Read the data and repeat all of it exactly.

**Data entries**
○ ○ ○ ○ ○ ○ ○
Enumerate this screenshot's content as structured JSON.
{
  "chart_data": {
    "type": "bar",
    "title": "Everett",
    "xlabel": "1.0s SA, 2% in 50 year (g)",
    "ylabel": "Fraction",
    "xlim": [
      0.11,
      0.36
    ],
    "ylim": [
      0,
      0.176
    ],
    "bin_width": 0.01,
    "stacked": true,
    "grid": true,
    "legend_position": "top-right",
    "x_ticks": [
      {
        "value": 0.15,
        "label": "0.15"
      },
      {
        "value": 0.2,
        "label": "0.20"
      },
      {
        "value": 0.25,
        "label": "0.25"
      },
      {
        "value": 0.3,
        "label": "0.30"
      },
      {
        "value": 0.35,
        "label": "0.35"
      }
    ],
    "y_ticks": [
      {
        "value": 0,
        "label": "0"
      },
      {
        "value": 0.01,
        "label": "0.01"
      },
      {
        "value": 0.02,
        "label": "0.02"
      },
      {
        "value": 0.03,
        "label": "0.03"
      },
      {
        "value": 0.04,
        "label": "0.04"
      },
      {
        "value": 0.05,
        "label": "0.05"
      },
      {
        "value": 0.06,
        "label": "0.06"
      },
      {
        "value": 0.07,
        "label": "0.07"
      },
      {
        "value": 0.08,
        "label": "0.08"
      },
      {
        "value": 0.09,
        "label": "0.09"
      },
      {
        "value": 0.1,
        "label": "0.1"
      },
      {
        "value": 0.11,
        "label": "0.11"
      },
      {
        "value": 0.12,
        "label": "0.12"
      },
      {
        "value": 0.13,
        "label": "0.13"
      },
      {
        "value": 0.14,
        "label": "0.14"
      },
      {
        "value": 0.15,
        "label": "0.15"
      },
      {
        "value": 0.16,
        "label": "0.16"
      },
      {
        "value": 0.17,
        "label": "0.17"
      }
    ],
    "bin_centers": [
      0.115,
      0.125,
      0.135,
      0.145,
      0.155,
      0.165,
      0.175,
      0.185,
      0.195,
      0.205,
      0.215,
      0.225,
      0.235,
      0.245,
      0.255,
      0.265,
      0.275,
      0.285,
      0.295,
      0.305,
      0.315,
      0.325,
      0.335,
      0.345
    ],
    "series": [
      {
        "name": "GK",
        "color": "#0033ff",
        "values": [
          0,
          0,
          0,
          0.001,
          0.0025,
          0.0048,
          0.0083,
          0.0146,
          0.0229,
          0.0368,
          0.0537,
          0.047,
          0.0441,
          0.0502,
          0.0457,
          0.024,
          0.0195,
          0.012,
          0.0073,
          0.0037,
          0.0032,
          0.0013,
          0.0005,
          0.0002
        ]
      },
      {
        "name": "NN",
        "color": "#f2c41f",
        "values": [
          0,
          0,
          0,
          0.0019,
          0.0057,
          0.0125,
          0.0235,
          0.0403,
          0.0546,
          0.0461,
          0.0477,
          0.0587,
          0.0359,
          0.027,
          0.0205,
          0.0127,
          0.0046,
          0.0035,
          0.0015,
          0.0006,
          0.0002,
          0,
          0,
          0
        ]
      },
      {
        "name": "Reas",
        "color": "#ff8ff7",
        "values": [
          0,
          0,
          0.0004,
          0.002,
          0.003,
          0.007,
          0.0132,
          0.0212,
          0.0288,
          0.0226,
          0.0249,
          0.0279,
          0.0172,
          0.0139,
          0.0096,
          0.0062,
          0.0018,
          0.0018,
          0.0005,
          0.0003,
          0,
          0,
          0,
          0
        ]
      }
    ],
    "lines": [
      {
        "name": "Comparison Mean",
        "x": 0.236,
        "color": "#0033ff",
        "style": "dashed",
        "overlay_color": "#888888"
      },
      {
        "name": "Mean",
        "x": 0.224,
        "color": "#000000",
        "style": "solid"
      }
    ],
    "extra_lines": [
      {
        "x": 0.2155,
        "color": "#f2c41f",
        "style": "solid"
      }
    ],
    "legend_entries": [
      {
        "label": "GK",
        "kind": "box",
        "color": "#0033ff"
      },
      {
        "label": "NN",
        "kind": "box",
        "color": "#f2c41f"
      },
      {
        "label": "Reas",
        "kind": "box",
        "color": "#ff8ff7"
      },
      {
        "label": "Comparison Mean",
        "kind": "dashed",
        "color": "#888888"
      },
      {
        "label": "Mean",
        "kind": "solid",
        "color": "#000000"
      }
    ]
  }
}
○ ○ ○ ○ ○ ○ ○
**IN RESPONSE**
Enumerate this screenshot's content as structured JSON.
{
  "chart_data": {
    "type": "bar",
    "title": "Everett",
    "xlabel": "1.0s SA, 2% in 50 year (g)",
    "ylabel": "Fraction",
    "xlim": [
      0.11,
      0.36
    ],
    "ylim": [
      0,
      0.176
    ],
    "bin_width": 0.01,
    "stacked": true,
    "grid": true,
    "legend_position": "top-right",
    "x_ticks": [
      {
        "value": 0.15,
        "label": "0.15"
      },
      {
        "value": 0.2,
        "label": "0.20"
      },
      {
        "value": 0.25,
        "label": "0.25"
      },
      {
        "value": 0.3,
        "label": "0.30"
      },
      {
        "value": 0.35,
        "label": "0.35"
      }
    ],
    "y_ticks": [
      {
        "value": 0,
        "label": "0"
      },
      {
        "value": 0.01,
        "label": "0.01"
      },
      {
        "value": 0.02,
        "label": "0.02"
      },
      {
        "value": 0.03,
        "label": "0.03"
      },
      {
        "value": 0.04,
        "label": "0.04"
      },
      {
        "value": 0.05,
        "label": "0.05"
      },
      {
        "value": 0.06,
        "label": "0.06"
      },
      {
        "value": 0.07,
        "label": "0.07"
      },
      {
        "value": 0.08,
        "label": "0.08"
      },
      {
        "value": 0.09,
        "label": "0.09"
      },
      {
        "value": 0.1,
        "label": "0.1"
      },
      {
        "value": 0.11,
        "label": "0.11"
      },
      {
        "value": 0.12,
        "label": "0.12"
      },
      {
        "value": 0.13,
        "label": "0.13"
      },
      {
        "value": 0.14,
        "label": "0.14"
      },
      {
        "value": 0.15,
        "label": "0.15"
      },
      {
        "value": 0.16,
        "label": "0.16"
      },
      {
        "value": 0.17,
        "label": "0.17"
      }
    ],
    "bin_centers": [
      0.115,
      0.125,
      0.135,
      0.145,
      0.155,
      0.165,
      0.175,
      0.185,
      0.195,
      0.205,
      0.215,
      0.225,
      0.235,
      0.245,
      0.255,
      0.265,
      0.275,
      0.285,
      0.295,
      0.305,
      0.315,
      0.325,
      0.335,
      0.345
    ],
    "series": [
      {
        "name": "GK",
        "color": "#0033ff",
        "values": [
          0,
          0,
          0,
          0.001,
          0.0025,
          0.0048,
          0.0083,
          0.0146,
          0.0229,
          0.0368,
          0.0537,
          0.047,
          0.0441,
          0.0502,
          0.0457,
          0.024,
          0.0195,
          0.012,
          0.0073,
          0.0037,
          0.0032,
          0.0013,
          0.0005,
          0.0002
        ]
      },
      {
        "name": "NN",
        "color": "#f2c41f",
        "values": [
          0,
          0,
          0,
          0.0019,
          0.0057,
          0.0125,
          0.0235,
          0.0403,
          0.0546,
          0.0461,
          0.0477,
          0.0587,
          0.0359,
          0.027,
          0.0205,
          0.0127,
          0.0046,
          0.0035,
          0.0015,
          0.0006,
          0.0002,
          0,
          0,
          0
        ]
      },
      {
        "name": "Reas",
        "color": "#ff8ff7",
        "values": [
          0,
          0,
          0.0004,
          0.002,
          0.003,
          0.007,
          0.0132,
          0.0212,
          0.0288,
          0.0226,
          0.0249,
          0.0279,
          0.0172,
          0.0139,
          0.0096,
          0.0062,
          0.0018,
          0.0018,
          0.0005,
          0.0003,
          0,
          0,
          0,
          0
        ]
      }
    ],
    "lines": [
      {
        "name": "Comparison Mean",
        "x": 0.236,
        "color": "#0033ff",
        "style": "dashed",
        "overlay_color": "#888888"
      },
      {
        "name": "Mean",
        "x": 0.224,
        "color": "#000000",
        "style": "solid"
      }
    ],
    "extra_lines": [
      {
        "x": 0.2155,
        "color": "#f2c41f",
        "style": "solid"
      }
    ],
    "legend_entries": [
      {
        "label": "GK",
        "kind": "box",
        "color": "#0033ff"
      },
      {
        "label": "NN",
        "kind": "box",
        "color": "#f2c41f"
      },
      {
        "label": "Reas",
        "kind": "box",
        "color": "#ff8ff7"
      },
      {
        "label": "Comparison Mean",
        "kind": "dashed",
        "color": "#888888"
      },
      {
        "label": "Mean",
        "kind": "solid",
        "color": "#000000"
      }
    ]
  }
}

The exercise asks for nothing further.